EXERCISE: Output the records. Match them exactly.

ENTRIES SHOWN:
————

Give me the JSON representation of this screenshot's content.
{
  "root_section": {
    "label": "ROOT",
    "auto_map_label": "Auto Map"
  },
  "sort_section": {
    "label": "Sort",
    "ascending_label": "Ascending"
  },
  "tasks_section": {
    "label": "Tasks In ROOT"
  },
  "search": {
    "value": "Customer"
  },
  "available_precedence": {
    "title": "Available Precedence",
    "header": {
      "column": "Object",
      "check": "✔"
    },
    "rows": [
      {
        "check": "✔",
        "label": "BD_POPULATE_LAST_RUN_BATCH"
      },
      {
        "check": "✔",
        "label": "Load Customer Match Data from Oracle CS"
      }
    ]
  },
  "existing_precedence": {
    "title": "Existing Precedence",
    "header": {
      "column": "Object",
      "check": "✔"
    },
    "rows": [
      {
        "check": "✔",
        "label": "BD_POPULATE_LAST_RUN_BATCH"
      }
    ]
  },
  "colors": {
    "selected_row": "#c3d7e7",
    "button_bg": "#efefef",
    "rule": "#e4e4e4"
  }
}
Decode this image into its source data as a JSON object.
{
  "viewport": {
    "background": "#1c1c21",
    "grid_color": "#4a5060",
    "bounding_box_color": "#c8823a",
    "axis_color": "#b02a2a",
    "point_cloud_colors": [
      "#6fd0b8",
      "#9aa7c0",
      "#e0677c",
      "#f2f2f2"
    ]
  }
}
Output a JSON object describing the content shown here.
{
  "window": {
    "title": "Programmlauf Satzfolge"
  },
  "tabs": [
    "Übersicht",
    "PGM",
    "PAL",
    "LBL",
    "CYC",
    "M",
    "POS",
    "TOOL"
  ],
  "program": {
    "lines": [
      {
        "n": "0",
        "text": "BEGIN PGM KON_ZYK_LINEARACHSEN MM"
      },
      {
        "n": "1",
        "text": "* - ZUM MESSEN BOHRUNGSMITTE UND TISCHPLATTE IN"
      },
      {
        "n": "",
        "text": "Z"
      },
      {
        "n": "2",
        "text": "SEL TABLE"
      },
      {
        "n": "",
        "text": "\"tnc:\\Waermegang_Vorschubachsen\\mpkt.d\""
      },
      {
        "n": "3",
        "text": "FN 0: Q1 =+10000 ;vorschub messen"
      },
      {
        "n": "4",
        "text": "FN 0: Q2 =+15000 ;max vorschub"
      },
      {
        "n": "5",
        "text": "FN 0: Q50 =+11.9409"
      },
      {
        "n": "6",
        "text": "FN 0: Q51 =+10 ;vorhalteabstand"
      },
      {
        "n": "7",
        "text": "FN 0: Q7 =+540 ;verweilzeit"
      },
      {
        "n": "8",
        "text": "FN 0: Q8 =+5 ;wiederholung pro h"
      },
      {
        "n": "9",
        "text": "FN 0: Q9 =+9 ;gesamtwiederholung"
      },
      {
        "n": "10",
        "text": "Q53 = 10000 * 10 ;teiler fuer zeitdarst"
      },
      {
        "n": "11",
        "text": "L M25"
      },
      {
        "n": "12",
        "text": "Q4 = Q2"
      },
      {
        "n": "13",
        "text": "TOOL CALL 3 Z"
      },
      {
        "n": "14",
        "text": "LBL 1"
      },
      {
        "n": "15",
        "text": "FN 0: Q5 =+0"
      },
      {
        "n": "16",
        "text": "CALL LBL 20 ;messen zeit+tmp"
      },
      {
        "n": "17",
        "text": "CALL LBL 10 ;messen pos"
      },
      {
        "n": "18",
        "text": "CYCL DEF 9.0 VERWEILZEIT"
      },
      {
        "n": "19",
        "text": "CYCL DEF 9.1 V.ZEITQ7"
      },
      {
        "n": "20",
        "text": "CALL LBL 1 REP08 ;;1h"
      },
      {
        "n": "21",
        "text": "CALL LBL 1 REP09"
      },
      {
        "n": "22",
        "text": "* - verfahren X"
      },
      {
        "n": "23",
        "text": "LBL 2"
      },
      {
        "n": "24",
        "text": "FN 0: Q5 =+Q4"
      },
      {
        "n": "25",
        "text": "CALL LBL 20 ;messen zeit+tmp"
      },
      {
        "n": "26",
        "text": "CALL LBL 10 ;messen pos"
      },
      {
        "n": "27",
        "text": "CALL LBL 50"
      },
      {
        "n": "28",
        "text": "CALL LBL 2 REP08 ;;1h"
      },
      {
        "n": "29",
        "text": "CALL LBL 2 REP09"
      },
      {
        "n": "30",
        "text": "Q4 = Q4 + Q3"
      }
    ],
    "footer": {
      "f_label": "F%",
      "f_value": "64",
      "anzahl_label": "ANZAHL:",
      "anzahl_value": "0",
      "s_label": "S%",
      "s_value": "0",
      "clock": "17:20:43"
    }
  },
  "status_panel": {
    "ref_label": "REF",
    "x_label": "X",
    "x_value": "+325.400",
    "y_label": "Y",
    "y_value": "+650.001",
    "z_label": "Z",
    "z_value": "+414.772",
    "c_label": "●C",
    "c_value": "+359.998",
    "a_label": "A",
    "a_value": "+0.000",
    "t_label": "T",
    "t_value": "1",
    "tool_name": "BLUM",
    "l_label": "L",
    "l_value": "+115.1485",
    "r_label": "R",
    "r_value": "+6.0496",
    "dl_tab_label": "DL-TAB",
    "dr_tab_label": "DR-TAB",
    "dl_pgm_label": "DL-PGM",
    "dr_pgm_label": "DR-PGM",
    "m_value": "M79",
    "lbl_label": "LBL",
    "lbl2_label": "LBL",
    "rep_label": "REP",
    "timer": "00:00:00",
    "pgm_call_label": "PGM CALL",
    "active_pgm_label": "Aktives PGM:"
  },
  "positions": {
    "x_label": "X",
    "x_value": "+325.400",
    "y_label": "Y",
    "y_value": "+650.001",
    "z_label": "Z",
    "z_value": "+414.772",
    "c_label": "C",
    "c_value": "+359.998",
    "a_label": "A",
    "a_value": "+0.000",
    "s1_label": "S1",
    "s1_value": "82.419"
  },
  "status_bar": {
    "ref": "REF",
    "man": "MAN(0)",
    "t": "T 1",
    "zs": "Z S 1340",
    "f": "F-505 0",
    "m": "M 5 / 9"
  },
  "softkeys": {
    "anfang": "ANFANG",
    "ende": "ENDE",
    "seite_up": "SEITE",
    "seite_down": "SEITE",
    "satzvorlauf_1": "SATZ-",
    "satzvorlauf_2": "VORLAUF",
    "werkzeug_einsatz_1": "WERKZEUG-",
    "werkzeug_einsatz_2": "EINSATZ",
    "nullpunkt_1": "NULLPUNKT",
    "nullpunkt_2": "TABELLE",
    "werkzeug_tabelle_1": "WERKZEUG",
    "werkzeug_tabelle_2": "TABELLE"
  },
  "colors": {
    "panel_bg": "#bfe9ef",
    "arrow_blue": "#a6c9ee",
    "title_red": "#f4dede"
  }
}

————

OUTPUT FOR THIS TASK:
Give me the JSON representation of this screenshot's content.
{
  "root_section": {
    "label": "ROOT",
    "auto_map_label": "Auto Map"
  },
  "sort_section": {
    "label": "Sort",
    "ascending_label": "Ascending"
  },
  "tasks_section": {
    "label": "Tasks In ROOT"
  },
  "search": {
    "value": "Customer"
  },
  "available_precedence": {
    "title": "Available Precedence",
    "header": {
      "column": "Object",
      "check": "✔"
    },
    "rows": [
      {
        "check": "✔",
        "label": "BD_POPULATE_LAST_RUN_BATCH"
      },
      {
        "check": "✔",
        "label": "Load Customer Match Data from Oracle CS"
      }
    ]
  },
  "existing_precedence": {
    "title": "Existing Precedence",
    "header": {
      "column": "Object",
      "check": "✔"
    },
    "rows": [
      {
        "check": "✔",
        "label": "BD_POPULATE_LAST_RUN_BATCH"
      }
    ]
  },
  "colors": {
    "selected_row": "#c3d7e7",
    "button_bg": "#efefef",
    "rule": "#e4e4e4"
  }
}
Decode this image into its source data as a JSON object.
{
  "viewport": {
    "background": "#1c1c21",
    "grid_color": "#4a5060",
    "bounding_box_color": "#c8823a",
    "axis_color": "#b02a2a",
    "point_cloud_colors": [
      "#6fd0b8",
      "#9aa7c0",
      "#e0677c",
      "#f2f2f2"
    ]
  }
}
Output a JSON object describing the content shown here.
{
  "window": {
    "title": "Programmlauf Satzfolge"
  },
  "tabs": [
    "Übersicht",
    "PGM",
    "PAL",
    "LBL",
    "CYC",
    "M",
    "POS",
    "TOOL"
  ],
  "program": {
    "lines": [
      {
        "n": "0",
        "text": "BEGIN PGM KON_ZYK_LINEARACHSEN MM"
      },
      {
        "n": "1",
        "text": "* - ZUM MESSEN BOHRUNGSMITTE UND TISCHPLATTE IN"
      },
      {
        "n": "",
        "text": "Z"
      },
      {
        "n": "2",
        "text": "SEL TABLE"
      },
      {
        "n": "",
        "text": "\"tnc:\\Waermegang_Vorschubachsen\\mpkt.d\""
      },
      {
        "n": "3",
        "text": "FN 0: Q1 =+10000 ;vorschub messen"
      },
      {
        "n": "4",
        "text": "FN 0: Q2 =+15000 ;max vorschub"
      },
      {
        "n": "5",
        "text": "FN 0: Q50 =+11.9409"
      },
      {
        "n": "6",
        "text": "FN 0: Q51 =+10 ;vorhalteabstand"
      },
      {
        "n": "7",
        "text": "FN 0: Q7 =+540 ;verweilzeit"
      },
      {
        "n": "8",
        "text": "FN 0: Q8 =+5 ;wiederholung pro h"
      },
      {
        "n": "9",
        "text": "FN 0: Q9 =+9 ;gesamtwiederholung"
      },
      {
        "n": "10",
        "text": "Q53 = 10000 * 10 ;teiler fuer zeitdarst"
      },
      {
        "n": "11",
        "text": "L M25"
      },
      {
        "n": "12",
        "text": "Q4 = Q2"
      },
      {
        "n": "13",
        "text": "TOOL CALL 3 Z"
      },
      {
        "n": "14",
        "text": "LBL 1"
      },
      {
        "n": "15",
        "text": "FN 0: Q5 =+0"
      },
      {
        "n": "16",
        "text": "CALL LBL 20 ;messen zeit+tmp"
      },
      {
        "n": "17",
        "text": "CALL LBL 10 ;messen pos"
      },
      {
        "n": "18",
        "text": "CYCL DEF 9.0 VERWEILZEIT"
      },
      {
        "n": "19",
        "text": "CYCL DEF 9.1 V.ZEITQ7"
      },
      {
        "n": "20",
        "text": "CALL LBL 1 REP08 ;;1h"
      },
      {
        "n": "21",
        "text": "CALL LBL 1 REP09"
      },
      {
        "n": "22",
        "text": "* - verfahren X"
      },
      {
        "n": "23",
        "text": "LBL 2"
      },
      {
        "n": "24",
        "text": "FN 0: Q5 =+Q4"
      },
      {
        "n": "25",
        "text": "CALL LBL 20 ;messen zeit+tmp"
      },
      {
        "n": "26",
        "text": "CALL LBL 10 ;messen pos"
      },
      {
        "n": "27",
        "text": "CALL LBL 50"
      },
      {
        "n": "28",
        "text": "CALL LBL 2 REP08 ;;1h"
      },
      {
        "n": "29",
        "text": "CALL LBL 2 REP09"
      },
      {
        "n": "30",
        "text": "Q4 = Q4 + Q3"
      }
    ],
    "footer": {
      "f_label": "F%",
      "f_value": "64",
      "anzahl_label": "ANZAHL:",
      "anzahl_value": "0",
      "s_label": "S%",
      "s_value": "0",
      "clock": "17:20:43"
    }
  },
  "status_panel": {
    "ref_label": "REF",
    "x_label": "X",
    "x_value": "+325.400",
    "y_label": "Y",
    "y_value": "+650.001",
    "z_label": "Z",
    "z_value": "+414.772",
    "c_label": "●C",
    "c_value": "+359.998",
    "a_label": "A",
    "a_value": "+0.000",
    "t_label": "T",
    "t_value": "1",
    "tool_name": "BLUM",
    "l_label": "L",
    "l_value": "+115.1485",
    "r_label": "R",
    "r_value": "+6.0496",
    "dl_tab_label": "DL-TAB",
    "dr_tab_label": "DR-TAB",
    "dl_pgm_label": "DL-PGM",
    "dr_pgm_label": "DR-PGM",
    "m_value": "M79",
    "lbl_label": "LBL",
    "lbl2_label": "LBL",
    "rep_label": "REP",
    "timer": "00:00:00",
    "pgm_call_label": "PGM CALL",
    "active_pgm_label": "Aktives PGM:"
  },
  "positions": {
    "x_label": "X",
    "x_value": "+325.400",
    "y_label": "Y",
    "y_value": "+650.001",
    "z_label": "Z",
    "z_value": "+414.772",
    "c_label": "C",
    "c_value": "+359.998",
    "a_label": "A",
    "a_value": "+0.000",
    "s1_label": "S1",
    "s1_value": "82.419"
  },
  "status_bar": {
    "ref": "REF",
    "man": "MAN(0)",
    "t": "T 1",
    "zs": "Z S 1340",
    "f": "F-505 0",
    "m": "M 5 / 9"
  },
  "softkeys": {
    "anfang": "ANFANG",
    "ende": "ENDE",
    "seite_up": "SEITE",
    "seite_down": "SEITE",
    "satzvorlauf_1": "SATZ-",
    "satzvorlauf_2": "VORLAUF",
    "werkzeug_einsatz_1": "WERKZEUG-",
    "werkzeug_einsatz_2": "EINSATZ",
    "nullpunkt_1": "NULLPUNKT",
    "nullpunkt_2": "TABELLE",
    "werkzeug_tabelle_1": "WERKZEUG",
    "werkzeug_tabelle_2": "TABELLE"
  },
  "colors": {
    "panel_bg": "#bfe9ef",
    "arrow_blue": "#a6c9ee",
    "title_red": "#f4dede"
  }
}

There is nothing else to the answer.